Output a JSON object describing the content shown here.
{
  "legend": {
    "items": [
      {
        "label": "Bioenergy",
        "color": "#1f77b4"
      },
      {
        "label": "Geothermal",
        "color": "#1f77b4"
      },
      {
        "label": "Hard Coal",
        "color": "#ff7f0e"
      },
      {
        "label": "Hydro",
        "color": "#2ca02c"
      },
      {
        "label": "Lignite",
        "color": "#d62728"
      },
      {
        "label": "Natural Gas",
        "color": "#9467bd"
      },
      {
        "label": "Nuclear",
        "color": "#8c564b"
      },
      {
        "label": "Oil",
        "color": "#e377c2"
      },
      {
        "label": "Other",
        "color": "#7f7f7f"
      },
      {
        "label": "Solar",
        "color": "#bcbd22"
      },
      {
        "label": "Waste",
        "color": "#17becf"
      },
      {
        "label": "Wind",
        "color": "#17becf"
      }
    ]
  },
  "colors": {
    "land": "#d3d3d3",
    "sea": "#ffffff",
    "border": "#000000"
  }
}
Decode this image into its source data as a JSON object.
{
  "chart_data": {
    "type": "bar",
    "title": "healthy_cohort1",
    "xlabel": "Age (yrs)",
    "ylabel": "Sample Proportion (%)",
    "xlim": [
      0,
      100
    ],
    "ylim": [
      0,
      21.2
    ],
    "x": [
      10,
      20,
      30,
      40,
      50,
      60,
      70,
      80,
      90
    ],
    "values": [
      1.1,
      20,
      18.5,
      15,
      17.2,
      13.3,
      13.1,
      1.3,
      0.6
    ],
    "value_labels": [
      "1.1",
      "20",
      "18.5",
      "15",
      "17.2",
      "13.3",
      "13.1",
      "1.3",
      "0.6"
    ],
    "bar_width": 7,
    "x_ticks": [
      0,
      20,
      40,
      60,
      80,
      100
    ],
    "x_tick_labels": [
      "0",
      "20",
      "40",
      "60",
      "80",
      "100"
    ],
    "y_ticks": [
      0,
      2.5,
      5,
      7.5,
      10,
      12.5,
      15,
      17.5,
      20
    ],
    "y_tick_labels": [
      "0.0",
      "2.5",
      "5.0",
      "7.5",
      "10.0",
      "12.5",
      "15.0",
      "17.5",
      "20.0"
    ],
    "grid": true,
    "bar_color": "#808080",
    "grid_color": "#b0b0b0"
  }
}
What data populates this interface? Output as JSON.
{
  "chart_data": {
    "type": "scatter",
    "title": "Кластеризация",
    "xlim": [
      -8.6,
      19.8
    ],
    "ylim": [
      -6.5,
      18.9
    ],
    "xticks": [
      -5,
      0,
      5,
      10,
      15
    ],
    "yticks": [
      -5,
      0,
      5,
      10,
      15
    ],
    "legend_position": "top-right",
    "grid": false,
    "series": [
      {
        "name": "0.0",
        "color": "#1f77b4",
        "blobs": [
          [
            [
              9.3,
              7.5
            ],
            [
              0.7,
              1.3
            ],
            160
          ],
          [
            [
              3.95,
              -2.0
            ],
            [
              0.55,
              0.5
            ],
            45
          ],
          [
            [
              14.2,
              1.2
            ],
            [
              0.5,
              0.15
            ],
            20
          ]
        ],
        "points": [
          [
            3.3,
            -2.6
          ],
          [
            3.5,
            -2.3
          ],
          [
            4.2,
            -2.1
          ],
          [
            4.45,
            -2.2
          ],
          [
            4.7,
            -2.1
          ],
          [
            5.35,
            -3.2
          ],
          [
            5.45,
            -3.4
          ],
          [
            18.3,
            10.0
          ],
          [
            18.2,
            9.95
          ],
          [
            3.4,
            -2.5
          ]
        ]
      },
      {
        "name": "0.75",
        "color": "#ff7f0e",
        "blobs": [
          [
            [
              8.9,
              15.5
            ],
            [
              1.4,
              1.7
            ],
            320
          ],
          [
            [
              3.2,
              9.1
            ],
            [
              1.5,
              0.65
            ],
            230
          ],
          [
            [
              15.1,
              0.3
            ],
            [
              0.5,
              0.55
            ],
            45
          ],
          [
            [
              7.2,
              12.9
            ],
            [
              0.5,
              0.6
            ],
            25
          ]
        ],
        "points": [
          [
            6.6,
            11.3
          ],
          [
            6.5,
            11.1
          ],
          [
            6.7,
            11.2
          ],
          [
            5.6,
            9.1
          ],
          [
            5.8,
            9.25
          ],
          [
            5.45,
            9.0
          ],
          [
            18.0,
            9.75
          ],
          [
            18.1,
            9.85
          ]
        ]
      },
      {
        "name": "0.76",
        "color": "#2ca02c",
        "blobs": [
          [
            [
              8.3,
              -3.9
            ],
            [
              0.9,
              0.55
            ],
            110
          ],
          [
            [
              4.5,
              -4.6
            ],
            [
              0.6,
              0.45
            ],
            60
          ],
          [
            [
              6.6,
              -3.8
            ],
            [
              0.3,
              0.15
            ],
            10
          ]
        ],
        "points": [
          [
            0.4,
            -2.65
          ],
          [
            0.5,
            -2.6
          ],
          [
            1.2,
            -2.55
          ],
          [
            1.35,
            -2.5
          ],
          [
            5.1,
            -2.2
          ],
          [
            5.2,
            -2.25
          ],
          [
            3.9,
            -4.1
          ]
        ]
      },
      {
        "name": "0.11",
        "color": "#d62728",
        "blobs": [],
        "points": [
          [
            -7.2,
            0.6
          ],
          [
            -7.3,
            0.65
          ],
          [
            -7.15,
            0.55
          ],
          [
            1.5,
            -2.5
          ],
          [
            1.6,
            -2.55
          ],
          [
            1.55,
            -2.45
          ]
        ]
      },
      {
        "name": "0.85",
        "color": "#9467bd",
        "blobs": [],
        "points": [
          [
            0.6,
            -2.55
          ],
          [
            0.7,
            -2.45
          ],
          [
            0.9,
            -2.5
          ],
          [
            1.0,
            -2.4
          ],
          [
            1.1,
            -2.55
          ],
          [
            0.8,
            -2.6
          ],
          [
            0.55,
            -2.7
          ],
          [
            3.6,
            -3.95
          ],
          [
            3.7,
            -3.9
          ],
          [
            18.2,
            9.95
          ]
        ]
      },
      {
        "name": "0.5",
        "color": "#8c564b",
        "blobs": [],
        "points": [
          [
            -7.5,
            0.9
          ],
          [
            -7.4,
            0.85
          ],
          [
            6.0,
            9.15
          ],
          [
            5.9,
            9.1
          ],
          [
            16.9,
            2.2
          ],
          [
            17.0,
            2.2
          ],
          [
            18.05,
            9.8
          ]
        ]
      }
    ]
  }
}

####

*WHAT IS NEEDED*:
Look through the entries above; copy each line where the string "name" appears.

*TASK ANSWER*:
        "name": "0.0",
        "name": "0.75",
        "name": "0.76",
        "name": "0.11",
        "name": "0.85",
        "name": "0.5",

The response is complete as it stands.